=== WHAT IS REQUIRED ===
Identify all lines in the data containing the string "date". Copy them out.

>> Begin RECORDS FOR THE EXERCISE

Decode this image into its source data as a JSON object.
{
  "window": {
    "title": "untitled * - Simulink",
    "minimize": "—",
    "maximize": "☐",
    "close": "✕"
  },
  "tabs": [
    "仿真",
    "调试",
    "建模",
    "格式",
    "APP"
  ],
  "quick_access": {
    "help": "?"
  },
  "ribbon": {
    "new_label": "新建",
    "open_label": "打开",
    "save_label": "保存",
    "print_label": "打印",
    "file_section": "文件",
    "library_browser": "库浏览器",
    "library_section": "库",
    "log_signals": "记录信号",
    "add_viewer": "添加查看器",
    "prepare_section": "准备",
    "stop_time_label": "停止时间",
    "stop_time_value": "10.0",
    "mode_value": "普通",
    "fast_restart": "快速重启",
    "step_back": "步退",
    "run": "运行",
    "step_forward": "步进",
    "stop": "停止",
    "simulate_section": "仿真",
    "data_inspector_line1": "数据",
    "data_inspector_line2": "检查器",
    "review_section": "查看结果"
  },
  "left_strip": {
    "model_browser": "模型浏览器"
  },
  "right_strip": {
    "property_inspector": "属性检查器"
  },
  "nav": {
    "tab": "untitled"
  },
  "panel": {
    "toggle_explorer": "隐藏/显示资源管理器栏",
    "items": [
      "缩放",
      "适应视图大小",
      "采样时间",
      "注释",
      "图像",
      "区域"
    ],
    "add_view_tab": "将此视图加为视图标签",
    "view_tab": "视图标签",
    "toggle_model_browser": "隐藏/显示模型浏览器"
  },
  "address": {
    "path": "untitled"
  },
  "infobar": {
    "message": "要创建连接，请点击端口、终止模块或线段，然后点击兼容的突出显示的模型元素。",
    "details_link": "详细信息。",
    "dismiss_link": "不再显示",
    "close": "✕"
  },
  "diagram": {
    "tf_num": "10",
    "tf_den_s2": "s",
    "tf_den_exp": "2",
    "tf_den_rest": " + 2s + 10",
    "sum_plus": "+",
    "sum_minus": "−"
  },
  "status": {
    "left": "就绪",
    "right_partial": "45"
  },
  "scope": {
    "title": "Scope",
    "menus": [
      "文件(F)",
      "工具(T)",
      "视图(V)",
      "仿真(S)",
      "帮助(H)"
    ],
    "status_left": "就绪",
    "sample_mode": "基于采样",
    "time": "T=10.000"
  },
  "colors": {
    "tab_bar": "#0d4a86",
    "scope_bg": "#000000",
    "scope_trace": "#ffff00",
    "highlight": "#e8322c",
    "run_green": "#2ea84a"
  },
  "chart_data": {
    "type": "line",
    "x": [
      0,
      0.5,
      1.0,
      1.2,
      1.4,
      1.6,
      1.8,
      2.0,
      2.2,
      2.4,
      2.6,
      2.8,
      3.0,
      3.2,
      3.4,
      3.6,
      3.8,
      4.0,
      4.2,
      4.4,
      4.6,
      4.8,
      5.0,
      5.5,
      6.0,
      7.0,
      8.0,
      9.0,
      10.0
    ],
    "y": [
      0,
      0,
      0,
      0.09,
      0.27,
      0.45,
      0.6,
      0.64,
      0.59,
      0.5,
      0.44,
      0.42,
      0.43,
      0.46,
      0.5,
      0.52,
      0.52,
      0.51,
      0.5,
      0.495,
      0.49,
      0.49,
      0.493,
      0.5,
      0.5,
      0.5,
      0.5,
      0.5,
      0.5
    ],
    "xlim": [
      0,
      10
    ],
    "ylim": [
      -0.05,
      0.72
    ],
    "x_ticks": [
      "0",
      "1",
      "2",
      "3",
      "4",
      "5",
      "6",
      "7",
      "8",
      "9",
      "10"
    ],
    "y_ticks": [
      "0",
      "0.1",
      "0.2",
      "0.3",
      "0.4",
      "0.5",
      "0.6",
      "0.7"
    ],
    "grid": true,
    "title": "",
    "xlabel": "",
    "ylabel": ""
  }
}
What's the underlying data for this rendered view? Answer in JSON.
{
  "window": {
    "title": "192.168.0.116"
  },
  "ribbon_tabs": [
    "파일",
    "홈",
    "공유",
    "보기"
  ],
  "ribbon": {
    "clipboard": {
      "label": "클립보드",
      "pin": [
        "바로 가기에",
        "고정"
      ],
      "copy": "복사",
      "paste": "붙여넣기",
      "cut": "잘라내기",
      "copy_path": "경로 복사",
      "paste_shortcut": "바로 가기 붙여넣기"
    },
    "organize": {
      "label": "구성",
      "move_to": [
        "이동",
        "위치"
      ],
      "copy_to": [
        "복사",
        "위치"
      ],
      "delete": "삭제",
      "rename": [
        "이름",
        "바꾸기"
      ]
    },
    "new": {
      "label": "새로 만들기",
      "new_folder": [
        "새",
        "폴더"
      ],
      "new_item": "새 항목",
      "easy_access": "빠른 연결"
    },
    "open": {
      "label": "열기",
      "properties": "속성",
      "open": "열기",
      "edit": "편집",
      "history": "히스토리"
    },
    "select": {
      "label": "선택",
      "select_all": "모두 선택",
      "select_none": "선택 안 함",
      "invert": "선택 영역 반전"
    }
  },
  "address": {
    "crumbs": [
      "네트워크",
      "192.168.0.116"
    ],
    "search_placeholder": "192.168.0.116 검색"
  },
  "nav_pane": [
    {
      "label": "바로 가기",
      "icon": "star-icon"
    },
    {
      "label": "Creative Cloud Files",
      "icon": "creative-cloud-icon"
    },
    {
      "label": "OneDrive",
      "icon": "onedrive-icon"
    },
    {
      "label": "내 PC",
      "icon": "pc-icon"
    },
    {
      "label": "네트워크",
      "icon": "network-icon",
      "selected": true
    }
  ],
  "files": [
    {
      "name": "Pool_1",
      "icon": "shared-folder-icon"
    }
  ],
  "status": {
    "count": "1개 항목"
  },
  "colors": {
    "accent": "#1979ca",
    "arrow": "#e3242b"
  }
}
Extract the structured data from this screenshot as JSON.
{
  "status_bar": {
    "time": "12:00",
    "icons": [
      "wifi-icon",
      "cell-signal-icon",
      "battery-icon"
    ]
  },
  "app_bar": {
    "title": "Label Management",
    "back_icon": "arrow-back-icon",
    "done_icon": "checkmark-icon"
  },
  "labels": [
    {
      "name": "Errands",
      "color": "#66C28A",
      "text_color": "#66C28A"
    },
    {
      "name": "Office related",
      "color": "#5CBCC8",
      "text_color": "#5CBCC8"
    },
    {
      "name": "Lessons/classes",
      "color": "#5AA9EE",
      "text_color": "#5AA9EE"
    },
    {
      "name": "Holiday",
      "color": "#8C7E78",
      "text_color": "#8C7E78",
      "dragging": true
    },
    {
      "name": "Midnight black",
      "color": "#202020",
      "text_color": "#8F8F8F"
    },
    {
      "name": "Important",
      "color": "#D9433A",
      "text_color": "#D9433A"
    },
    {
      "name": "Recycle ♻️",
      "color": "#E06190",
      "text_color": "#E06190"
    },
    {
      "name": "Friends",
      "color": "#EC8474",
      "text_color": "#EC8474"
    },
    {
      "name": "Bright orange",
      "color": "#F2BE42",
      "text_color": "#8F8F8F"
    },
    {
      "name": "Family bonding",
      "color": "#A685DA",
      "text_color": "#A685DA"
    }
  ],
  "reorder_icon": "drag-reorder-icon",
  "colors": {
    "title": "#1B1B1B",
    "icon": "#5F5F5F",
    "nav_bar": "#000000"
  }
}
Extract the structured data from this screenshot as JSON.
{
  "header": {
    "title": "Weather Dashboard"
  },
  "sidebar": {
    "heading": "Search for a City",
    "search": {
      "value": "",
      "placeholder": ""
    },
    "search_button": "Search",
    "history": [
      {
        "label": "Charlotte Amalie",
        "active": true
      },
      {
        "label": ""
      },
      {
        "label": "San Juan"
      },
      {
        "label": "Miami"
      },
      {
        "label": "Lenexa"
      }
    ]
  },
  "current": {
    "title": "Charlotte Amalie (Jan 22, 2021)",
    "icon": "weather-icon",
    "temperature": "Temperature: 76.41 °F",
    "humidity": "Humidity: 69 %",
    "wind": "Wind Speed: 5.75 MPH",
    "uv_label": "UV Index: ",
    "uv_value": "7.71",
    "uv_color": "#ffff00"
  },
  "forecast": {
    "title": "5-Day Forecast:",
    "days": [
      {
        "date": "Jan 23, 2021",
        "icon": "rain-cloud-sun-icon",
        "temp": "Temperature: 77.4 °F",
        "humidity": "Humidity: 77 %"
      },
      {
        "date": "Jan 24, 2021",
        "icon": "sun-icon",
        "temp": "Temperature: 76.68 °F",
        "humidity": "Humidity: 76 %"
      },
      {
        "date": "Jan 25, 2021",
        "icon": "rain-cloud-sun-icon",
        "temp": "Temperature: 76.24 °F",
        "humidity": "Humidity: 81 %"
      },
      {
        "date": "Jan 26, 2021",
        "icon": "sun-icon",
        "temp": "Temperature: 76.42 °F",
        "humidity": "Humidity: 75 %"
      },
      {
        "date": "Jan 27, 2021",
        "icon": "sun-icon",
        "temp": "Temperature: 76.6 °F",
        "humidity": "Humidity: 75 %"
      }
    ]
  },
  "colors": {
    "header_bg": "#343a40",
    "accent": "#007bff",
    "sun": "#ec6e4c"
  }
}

>> End RECORDS FOR THE EXERCISE

=== FINAL ANSWER ===
        "date": "Jan 23, 2021",
        "date": "Jan 24, 2021",
        "date": "Jan 25, 2021",
        "date": "Jan 26, 2021",
        "date": "Jan 27, 2021",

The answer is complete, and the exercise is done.